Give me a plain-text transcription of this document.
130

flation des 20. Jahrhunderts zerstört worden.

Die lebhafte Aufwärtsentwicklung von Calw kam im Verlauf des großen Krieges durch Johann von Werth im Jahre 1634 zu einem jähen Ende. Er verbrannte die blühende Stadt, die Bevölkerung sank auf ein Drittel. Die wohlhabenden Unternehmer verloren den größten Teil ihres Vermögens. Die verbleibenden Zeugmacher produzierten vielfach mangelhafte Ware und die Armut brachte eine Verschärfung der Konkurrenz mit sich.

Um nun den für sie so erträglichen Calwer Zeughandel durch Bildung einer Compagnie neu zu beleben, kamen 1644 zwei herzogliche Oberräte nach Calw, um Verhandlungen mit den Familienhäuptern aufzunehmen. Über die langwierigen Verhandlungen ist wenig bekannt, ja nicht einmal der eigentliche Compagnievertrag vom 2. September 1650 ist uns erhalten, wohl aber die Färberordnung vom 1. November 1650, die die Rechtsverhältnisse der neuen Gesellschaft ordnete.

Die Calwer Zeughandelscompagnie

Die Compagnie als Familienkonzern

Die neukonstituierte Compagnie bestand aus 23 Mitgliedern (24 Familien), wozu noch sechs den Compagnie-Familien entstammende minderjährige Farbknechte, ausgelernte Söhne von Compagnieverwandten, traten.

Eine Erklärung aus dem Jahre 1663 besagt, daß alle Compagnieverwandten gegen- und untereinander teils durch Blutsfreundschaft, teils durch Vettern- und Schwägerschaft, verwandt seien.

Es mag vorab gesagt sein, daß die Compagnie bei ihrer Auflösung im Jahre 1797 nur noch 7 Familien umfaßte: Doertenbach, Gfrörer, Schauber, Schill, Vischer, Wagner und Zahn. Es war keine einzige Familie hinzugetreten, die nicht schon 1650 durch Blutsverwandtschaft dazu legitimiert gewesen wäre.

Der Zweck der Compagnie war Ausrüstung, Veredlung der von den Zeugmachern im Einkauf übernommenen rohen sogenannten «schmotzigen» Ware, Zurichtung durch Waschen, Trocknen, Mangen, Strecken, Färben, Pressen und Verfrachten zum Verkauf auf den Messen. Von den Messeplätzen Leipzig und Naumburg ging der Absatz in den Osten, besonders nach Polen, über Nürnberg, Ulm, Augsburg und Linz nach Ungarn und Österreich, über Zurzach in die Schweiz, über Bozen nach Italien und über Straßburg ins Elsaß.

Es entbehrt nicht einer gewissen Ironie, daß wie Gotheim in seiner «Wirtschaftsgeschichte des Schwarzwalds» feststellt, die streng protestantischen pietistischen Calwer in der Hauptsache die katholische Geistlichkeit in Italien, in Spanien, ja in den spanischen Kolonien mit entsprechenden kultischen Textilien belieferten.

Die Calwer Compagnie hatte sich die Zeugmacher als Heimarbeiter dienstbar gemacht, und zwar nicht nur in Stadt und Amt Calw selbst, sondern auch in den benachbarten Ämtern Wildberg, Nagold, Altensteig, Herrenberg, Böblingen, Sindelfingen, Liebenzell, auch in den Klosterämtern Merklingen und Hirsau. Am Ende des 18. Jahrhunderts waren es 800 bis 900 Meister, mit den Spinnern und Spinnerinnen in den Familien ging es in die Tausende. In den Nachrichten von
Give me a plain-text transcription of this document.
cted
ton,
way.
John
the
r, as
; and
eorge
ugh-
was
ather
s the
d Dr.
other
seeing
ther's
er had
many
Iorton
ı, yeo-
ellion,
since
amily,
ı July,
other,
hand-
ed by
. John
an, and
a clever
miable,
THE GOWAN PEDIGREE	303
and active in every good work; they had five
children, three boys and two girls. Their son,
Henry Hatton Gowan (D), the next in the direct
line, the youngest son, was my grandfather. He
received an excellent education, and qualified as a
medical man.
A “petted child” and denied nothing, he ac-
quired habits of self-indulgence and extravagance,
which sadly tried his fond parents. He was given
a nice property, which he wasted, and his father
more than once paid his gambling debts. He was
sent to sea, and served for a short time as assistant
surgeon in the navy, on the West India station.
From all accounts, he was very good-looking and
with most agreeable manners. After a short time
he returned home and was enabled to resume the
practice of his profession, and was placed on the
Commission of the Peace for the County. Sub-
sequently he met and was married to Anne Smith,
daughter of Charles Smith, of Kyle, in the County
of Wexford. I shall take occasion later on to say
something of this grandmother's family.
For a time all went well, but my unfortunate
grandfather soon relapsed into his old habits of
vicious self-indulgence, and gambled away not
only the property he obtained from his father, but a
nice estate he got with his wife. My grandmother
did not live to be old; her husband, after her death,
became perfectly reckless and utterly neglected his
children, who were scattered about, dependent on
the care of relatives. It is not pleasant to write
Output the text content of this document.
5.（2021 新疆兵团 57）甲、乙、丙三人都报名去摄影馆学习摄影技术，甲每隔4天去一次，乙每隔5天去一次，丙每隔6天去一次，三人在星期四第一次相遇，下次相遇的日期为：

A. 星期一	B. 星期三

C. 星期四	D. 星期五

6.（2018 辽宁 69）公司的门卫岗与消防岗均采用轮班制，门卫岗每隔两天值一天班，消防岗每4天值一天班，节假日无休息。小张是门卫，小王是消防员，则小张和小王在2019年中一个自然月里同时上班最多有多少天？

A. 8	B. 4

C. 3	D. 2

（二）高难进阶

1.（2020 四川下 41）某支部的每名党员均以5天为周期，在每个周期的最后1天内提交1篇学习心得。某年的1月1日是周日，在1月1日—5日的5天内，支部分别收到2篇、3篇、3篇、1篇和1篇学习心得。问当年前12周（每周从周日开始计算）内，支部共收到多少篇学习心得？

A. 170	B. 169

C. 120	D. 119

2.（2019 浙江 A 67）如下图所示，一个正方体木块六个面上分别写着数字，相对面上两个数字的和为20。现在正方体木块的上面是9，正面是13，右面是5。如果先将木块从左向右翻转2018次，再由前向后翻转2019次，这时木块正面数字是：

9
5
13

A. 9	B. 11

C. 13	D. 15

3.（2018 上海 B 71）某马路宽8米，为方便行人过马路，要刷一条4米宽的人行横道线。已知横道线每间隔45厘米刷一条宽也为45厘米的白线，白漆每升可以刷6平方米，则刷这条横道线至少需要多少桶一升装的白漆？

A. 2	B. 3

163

——————————

WHAT THE EXERCISE ASKS:
Locate the lines above that contain "Smith" and copy them.

CORRECT RESULT:
sequently he met and was married to Anne Smith,
daughter of Charles Smith, of Kyle, in the County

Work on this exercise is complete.